→ **TASK INSTRUCTIONS**
In the records below, find each line with the word "proposed" and copy it.

→ **INFORMATION PROVIDED**
○ ○ ○ ○ ○
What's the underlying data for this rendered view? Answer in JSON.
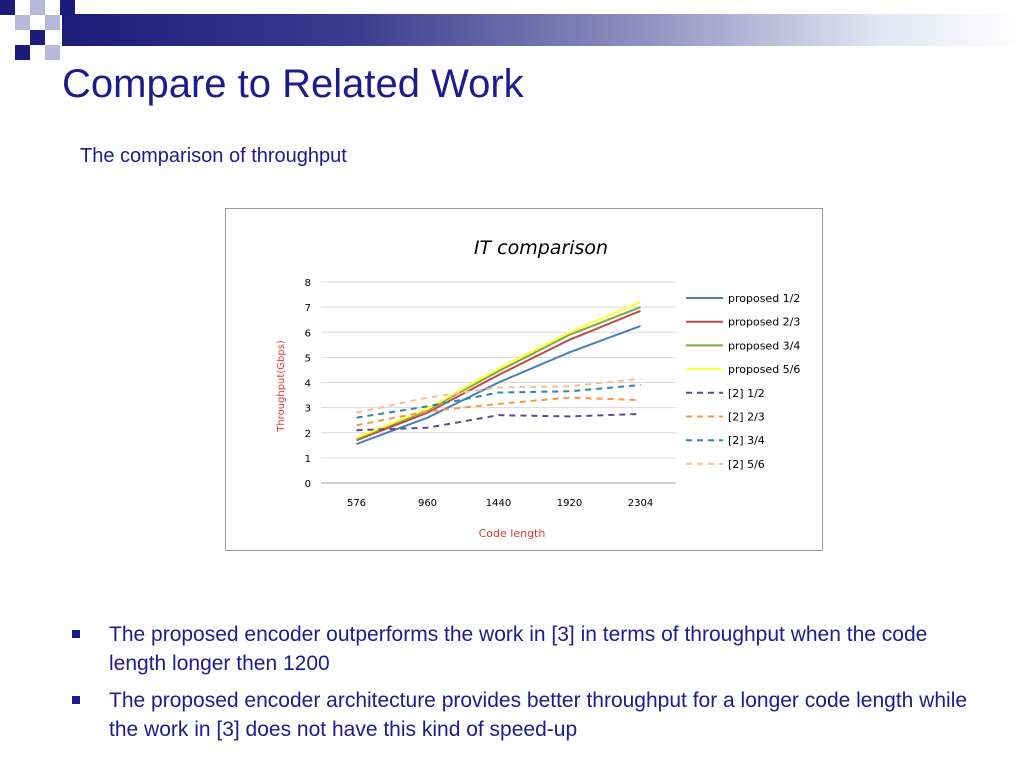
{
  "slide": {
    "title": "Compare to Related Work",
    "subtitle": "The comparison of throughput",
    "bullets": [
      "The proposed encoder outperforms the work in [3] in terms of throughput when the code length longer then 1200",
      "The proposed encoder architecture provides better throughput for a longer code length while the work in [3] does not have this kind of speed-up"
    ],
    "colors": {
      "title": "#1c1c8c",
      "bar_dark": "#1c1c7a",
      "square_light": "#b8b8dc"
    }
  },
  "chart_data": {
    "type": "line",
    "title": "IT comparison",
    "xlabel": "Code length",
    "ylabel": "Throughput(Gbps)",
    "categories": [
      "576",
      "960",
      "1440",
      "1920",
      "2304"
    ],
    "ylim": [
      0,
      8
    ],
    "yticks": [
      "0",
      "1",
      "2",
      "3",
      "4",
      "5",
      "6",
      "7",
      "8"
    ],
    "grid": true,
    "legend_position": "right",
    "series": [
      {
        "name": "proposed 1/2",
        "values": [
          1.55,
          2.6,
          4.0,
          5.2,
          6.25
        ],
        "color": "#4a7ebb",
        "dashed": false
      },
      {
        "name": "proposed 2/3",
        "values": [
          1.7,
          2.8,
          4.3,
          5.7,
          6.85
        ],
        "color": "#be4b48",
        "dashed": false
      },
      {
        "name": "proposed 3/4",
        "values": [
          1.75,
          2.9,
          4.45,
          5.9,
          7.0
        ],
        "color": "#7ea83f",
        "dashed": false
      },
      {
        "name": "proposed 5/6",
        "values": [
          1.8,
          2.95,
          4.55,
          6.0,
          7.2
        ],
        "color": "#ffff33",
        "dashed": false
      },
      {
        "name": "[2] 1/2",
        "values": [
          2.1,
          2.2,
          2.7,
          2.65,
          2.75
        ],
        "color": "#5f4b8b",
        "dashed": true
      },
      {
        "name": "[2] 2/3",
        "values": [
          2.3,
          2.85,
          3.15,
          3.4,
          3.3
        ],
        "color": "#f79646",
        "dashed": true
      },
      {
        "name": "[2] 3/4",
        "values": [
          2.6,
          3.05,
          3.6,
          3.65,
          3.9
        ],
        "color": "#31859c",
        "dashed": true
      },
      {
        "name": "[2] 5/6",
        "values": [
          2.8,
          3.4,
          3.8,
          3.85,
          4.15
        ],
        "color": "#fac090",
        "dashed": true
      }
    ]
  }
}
○ ○ ○ ○ ○
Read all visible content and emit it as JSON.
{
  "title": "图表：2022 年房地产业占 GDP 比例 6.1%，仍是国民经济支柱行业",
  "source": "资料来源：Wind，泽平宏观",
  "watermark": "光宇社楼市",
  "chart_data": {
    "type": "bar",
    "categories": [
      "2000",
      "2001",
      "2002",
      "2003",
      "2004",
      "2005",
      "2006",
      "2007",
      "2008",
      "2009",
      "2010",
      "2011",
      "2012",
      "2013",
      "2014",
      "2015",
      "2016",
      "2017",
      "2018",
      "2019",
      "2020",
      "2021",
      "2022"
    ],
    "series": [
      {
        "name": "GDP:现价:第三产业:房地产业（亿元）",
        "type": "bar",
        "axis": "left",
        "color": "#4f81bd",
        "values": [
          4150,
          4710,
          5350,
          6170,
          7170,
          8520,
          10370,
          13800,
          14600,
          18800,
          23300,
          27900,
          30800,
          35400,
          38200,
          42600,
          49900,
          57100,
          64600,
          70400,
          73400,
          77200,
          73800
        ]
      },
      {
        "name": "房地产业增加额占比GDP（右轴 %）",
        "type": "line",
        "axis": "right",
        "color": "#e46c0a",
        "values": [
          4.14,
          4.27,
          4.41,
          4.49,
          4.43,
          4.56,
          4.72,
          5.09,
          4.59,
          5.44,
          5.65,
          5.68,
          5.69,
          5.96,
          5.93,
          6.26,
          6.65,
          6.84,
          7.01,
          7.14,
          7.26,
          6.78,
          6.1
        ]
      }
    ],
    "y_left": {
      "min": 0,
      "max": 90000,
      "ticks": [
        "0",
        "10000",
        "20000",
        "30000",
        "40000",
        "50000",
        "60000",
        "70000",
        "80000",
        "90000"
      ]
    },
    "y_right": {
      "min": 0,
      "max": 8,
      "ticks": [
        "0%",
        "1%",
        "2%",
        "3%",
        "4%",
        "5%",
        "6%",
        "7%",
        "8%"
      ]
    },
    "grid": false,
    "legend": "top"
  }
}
○ ○ ○ ○ ○
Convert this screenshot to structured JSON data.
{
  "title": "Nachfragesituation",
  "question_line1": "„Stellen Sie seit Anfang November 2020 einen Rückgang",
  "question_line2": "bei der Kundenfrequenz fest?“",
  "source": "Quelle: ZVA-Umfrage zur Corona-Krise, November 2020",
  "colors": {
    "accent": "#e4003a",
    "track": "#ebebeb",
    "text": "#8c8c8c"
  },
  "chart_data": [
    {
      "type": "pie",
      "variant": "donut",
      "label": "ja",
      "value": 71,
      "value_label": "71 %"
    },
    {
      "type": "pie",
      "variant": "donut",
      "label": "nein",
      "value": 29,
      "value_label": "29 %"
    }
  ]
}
○ ○ ○ ○ ○
→ **THE OUTPUT**
      "The proposed encoder outperforms the work in [3] in terms of throughput when the code length longer then 1200",
      "The proposed encoder architecture provides better throughput for a longer code length while the work in [3] does not have this kind of speed-up"
        "name": "proposed 1/2",
        "name": "proposed 2/3",
        "name": "proposed 3/4",
        "name": "proposed 5/6",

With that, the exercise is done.